▸ Aim:
Check each line of the material. Copy those containing "الحج".

▸ The data:

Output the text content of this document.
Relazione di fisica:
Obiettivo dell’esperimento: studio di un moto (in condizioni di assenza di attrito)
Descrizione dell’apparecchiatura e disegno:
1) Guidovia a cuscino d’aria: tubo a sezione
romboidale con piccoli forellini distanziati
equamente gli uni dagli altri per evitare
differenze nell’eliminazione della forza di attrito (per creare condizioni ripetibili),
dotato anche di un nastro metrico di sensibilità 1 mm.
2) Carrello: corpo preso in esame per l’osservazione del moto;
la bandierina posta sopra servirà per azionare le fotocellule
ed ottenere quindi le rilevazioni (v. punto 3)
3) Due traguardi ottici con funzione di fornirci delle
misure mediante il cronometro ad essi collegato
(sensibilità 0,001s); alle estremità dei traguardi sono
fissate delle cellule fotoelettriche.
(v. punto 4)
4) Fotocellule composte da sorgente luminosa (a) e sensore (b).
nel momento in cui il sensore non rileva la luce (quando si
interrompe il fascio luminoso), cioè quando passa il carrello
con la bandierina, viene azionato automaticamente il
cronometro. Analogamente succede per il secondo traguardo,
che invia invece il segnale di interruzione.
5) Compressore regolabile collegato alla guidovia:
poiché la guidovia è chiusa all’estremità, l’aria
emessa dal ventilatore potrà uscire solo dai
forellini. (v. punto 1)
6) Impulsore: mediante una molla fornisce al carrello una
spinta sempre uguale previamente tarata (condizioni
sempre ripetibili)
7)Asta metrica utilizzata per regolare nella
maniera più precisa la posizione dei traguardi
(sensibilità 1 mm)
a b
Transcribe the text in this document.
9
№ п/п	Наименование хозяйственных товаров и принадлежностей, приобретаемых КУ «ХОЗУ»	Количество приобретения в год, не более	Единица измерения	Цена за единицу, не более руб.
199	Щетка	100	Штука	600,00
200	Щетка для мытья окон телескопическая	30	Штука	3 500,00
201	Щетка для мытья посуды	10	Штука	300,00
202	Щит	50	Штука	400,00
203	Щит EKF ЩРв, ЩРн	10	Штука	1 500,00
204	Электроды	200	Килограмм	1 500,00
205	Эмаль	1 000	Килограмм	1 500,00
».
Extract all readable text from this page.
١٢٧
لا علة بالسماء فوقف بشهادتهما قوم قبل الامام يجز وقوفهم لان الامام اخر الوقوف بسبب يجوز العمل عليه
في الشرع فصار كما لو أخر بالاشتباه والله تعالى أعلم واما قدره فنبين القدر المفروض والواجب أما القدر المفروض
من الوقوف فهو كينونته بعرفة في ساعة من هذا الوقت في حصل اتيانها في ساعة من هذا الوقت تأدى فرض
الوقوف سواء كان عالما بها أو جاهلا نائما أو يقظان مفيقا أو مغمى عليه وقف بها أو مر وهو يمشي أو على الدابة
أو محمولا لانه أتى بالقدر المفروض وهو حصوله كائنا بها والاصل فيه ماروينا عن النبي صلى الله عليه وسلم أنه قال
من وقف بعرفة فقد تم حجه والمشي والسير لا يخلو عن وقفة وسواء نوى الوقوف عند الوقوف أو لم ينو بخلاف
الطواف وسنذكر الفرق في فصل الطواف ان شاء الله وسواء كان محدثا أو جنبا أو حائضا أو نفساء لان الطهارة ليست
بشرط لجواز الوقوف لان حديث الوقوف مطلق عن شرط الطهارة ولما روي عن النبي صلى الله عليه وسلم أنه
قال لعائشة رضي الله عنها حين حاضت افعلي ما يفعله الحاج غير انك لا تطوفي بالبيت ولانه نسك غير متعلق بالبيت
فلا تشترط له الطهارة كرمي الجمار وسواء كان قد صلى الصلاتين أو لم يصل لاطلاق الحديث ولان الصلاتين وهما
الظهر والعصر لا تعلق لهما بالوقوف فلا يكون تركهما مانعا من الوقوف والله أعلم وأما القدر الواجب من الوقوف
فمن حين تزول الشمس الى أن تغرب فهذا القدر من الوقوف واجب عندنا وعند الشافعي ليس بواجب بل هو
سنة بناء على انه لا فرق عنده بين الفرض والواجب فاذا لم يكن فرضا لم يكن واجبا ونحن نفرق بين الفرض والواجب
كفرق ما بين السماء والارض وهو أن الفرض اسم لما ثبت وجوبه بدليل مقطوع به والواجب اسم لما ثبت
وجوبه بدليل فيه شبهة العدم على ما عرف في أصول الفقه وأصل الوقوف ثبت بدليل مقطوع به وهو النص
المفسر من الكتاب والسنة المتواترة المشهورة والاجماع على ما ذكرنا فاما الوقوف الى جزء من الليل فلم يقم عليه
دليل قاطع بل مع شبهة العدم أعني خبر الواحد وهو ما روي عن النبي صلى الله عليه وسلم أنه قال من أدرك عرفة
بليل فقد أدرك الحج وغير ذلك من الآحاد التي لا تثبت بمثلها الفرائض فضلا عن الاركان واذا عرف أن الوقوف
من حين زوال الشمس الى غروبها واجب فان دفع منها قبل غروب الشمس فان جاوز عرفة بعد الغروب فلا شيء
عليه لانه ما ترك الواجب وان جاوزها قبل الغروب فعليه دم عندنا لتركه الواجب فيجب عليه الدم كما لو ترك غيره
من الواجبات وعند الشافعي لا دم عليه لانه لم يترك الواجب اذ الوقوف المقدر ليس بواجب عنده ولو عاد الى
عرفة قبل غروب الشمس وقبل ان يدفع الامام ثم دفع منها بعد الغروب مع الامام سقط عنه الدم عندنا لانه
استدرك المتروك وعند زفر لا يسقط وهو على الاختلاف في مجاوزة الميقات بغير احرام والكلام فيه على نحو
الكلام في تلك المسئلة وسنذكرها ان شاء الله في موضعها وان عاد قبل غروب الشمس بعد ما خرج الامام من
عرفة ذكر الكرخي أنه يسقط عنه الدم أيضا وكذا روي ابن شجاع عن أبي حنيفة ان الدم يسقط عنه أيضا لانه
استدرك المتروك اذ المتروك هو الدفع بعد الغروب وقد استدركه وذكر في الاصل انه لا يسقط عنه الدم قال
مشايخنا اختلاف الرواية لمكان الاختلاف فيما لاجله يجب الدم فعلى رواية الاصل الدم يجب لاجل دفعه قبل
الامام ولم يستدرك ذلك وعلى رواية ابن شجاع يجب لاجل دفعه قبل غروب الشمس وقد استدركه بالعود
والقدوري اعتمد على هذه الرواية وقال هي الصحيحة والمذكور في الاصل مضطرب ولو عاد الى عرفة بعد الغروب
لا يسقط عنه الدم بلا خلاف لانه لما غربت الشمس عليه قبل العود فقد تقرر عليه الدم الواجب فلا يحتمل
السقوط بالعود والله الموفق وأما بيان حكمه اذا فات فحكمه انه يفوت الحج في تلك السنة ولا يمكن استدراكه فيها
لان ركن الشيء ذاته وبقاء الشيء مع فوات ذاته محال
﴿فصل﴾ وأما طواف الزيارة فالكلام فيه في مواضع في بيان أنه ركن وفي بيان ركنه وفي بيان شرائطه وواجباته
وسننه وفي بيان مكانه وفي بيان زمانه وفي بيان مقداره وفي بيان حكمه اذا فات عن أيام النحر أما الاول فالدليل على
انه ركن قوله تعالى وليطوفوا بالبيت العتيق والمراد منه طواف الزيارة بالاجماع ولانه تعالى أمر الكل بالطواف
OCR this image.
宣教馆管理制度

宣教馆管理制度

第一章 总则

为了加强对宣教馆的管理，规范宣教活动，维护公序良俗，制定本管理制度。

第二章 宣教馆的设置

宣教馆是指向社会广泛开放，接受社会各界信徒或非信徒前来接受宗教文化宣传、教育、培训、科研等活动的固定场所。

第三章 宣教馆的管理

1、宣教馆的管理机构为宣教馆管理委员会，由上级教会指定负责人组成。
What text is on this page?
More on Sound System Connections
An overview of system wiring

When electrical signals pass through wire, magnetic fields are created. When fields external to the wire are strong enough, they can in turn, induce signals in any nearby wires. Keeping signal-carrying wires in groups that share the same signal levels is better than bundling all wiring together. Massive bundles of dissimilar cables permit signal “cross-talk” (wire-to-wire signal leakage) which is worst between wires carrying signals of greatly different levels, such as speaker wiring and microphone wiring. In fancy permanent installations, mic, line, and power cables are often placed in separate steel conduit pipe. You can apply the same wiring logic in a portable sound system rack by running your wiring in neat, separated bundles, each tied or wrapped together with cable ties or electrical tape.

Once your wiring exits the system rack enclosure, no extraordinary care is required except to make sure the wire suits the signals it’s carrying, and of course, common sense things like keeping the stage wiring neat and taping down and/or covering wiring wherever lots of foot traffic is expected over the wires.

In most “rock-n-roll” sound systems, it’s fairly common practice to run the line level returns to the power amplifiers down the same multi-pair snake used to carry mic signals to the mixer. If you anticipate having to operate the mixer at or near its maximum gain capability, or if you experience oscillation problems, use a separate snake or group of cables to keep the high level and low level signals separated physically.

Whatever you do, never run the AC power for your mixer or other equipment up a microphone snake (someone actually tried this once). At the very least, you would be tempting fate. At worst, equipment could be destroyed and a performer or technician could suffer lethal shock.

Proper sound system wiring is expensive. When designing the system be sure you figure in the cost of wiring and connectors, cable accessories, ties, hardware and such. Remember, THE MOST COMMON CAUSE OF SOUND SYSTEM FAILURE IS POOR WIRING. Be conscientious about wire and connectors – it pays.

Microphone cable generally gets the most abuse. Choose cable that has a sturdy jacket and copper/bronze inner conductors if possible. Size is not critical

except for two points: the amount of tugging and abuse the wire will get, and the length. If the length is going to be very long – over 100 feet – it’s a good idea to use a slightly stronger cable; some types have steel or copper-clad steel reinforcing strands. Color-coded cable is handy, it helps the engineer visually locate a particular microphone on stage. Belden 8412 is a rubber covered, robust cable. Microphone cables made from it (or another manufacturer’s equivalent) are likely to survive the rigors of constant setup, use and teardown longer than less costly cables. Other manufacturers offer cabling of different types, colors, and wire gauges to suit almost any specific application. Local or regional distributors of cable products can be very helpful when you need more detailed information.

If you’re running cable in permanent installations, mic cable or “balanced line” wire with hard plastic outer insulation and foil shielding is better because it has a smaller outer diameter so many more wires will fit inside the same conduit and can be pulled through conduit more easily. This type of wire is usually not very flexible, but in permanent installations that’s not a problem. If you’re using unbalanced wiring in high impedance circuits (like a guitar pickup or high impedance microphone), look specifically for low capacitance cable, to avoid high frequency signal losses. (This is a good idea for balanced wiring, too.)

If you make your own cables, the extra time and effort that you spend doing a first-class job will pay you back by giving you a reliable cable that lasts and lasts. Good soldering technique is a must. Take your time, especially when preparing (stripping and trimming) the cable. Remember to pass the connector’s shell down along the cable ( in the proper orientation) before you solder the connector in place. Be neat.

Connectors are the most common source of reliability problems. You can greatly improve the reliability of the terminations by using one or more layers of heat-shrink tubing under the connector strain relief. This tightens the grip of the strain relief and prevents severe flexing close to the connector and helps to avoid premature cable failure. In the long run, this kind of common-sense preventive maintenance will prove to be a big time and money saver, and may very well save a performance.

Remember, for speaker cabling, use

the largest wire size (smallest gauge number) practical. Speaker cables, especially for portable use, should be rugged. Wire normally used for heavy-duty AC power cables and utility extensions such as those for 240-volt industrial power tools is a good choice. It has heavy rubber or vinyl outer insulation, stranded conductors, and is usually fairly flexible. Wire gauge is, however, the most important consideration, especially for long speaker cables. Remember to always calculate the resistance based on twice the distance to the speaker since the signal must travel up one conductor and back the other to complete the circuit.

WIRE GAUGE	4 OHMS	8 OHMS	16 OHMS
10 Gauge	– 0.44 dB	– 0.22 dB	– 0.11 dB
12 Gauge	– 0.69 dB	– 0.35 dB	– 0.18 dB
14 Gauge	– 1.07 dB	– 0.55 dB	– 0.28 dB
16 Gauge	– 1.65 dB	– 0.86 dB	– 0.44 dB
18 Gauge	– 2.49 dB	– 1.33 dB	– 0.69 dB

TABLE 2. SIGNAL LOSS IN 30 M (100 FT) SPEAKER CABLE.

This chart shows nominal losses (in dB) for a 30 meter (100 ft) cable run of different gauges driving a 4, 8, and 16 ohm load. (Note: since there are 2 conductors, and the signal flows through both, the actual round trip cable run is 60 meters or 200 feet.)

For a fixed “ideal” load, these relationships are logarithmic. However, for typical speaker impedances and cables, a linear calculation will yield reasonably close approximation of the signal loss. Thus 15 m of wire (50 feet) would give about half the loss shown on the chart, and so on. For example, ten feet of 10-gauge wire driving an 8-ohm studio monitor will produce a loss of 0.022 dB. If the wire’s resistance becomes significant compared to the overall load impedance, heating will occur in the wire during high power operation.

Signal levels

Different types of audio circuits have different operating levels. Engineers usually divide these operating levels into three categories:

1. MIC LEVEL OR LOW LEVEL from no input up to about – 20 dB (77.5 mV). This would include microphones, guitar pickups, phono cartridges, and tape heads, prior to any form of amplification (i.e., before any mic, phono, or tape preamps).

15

▸ Output of the exercise:
بليل فقد أدرك الحج وغير ذلك من الآحاد التي لا تثبت بمثلها الفرائض فضلا عن الاركان واذا عرف أن الوقوف
السقوط بالعود والله الموفق وأما بيان حكمه اذا فات فحكمه انه يفوت الحج في تلك السنة ولا يمكن استدراكه فيها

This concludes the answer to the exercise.